Write out the records beneath this line exactly as they appear, minus any images.

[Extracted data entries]
________________
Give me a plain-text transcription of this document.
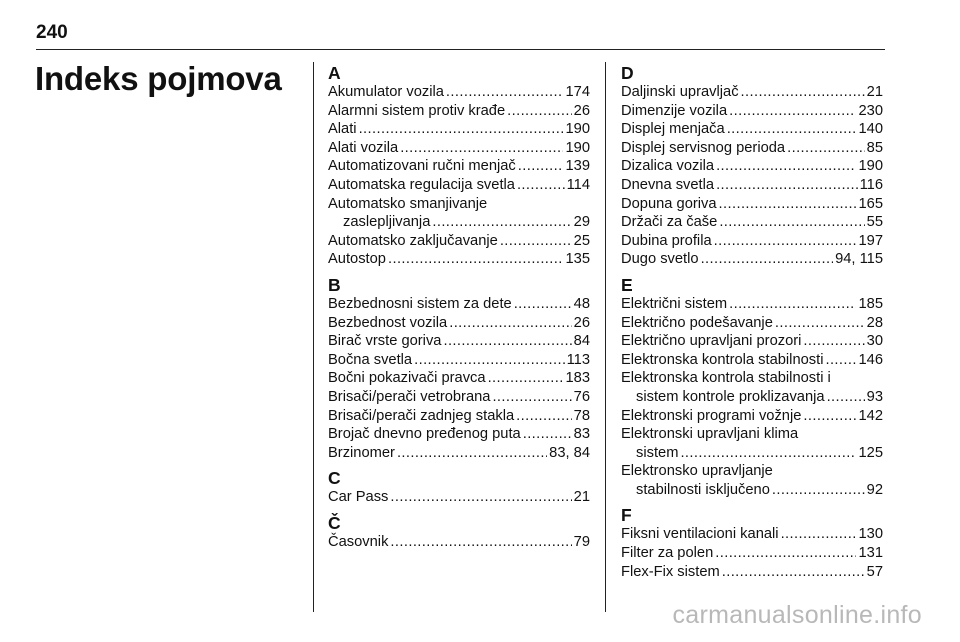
240
Indeks pojmova	A
Akumulator vozila .....	174
Alarmni sistem protiv krađe .....	26
Alati .....	190
Alati vozila .....	190
Automatizovani ručni menjač .....	139
Automatska regulacija svetla .....	114
Automatsko smanjivanje
zaslepljivanja .....	29
Automatsko zaključavanje .....	25
Autostop .....	135
B
Bezbednosni sistem za dete .....	48
Bezbednost vozila .....	26
Birač vrste goriva .....	84
Bočna svetla .....	113
Bočni pokazivači pravca .....	183
Brisači/perači vetrobrana .....	76
Brisači/perači zadnjeg stakla .....	78
Brojač dnevno pređenog puta .....	83
Brzinomer .....	83, 84
C
Car Pass .....	21
Č
Časovnik .....	79
D
Daljinski upravljač .....	21
Dimenzije vozila .....	230
Displej menjača .....	140
Displej servisnog perioda .....	85
Dizalica vozila .....	190
Dnevna svetla .....	116
Dopuna goriva .....	165
Držači za čaše .....	55
Dubina profila .....	197
Dugo svetlo .....	94, 115
E
Električni sistem .....	185
Električno podešavanje .....	28
Električno upravljani prozori .....	30
Elektronska kontrola stabilnosti ..... 146
Elektronska kontrola stabilnosti i
sistem kontrole proklizavanja .....	93
Elektronski programi vožnje .....	142
Elektronski upravljani klima
sistem .....	125
Elektronsko upravljanje
stabilnosti isključeno .....	92
F
Fiksni ventilacioni kanali .....	130
Filter za polen .....	131
Flex-Fix sistem .....	57
carmanualsonline.info
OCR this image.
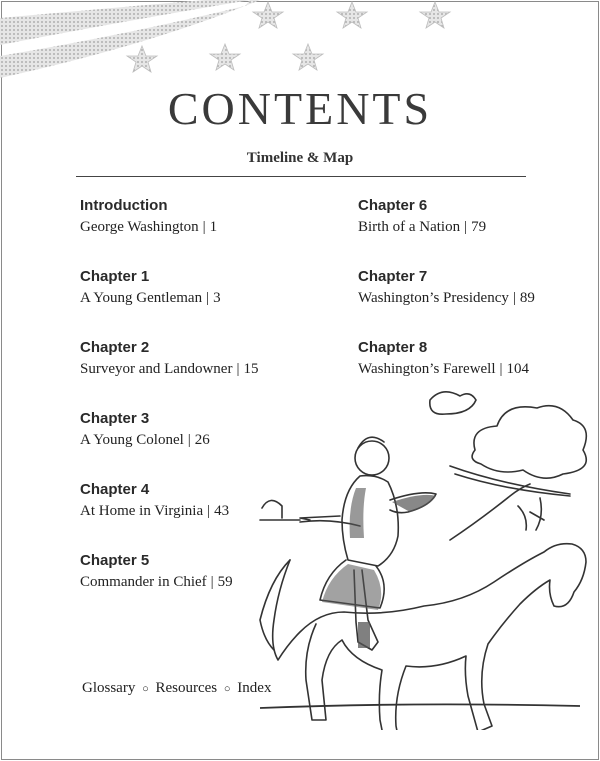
CONTENTS
Timeline & Map
Introduction
George Washington | 1
Chapter 1
A Young Gentleman | 3
Chapter 2
Surveyor and Landowner | 15
Chapter 3
A Young Colonel | 26
Chapter 4
At Home in Virginia | 43
Chapter 5
Commander in Chief | 59
Chapter 6
Birth of a Nation | 79
Chapter 7
Washington’s Presidency | 89
Chapter 8
Washington’s Farewell | 104
Glossary ○ Resources ○ Index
________________
### Final result
Give me a plain-text transcription of this document.
240
Indeks pojmova	A
Akumulator vozila .....	174
Alarmni sistem protiv krađe .....	26
Alati .....	190
Alati vozila .....	190
Automatizovani ručni menjač .....	139
Automatska regulacija svetla .....	114
Automatsko smanjivanje
zaslepljivanja .....	29
Automatsko zaključavanje .....	25
Autostop .....	135
B
Bezbednosni sistem za dete .....	48
Bezbednost vozila .....	26
Birač vrste goriva .....	84
Bočna svetla .....	113
Bočni pokazivači pravca .....	183
Brisači/perači vetrobrana .....	76
Brisači/perači zadnjeg stakla .....	78
Brojač dnevno pređenog puta .....	83
Brzinomer .....	83, 84
C
Car Pass .....	21
Č
Časovnik .....	79
D
Daljinski upravljač .....	21
Dimenzije vozila .....	230
Displej menjača .....	140
Displej servisnog perioda .....	85
Dizalica vozila .....	190
Dnevna svetla .....	116
Dopuna goriva .....	165
Držači za čaše .....	55
Dubina profila .....	197
Dugo svetlo .....	94, 115
E
Električni sistem .....	185
Električno podešavanje .....	28
Električno upravljani prozori .....	30
Elektronska kontrola stabilnosti ..... 146
Elektronska kontrola stabilnosti i
sistem kontrole proklizavanja .....	93
Elektronski programi vožnje .....	142
Elektronski upravljani klima
sistem .....	125
Elektronsko upravljanje
stabilnosti isključeno .....	92
F
Fiksni ventilacioni kanali .....	130
Filter za polen .....	131
Flex-Fix sistem .....	57
carmanualsonline.info
OCR this image.
CONTENTS
Timeline & Map
Introduction
George Washington | 1
Chapter 1
A Young Gentleman | 3
Chapter 2
Surveyor and Landowner | 15
Chapter 3
A Young Colonel | 26
Chapter 4
At Home in Virginia | 43
Chapter 5
Commander in Chief | 59
Chapter 6
Birth of a Nation | 79
Chapter 7
Washington’s Presidency | 89
Chapter 8
Washington’s Farewell | 104
Glossary ○ Resources ○ Index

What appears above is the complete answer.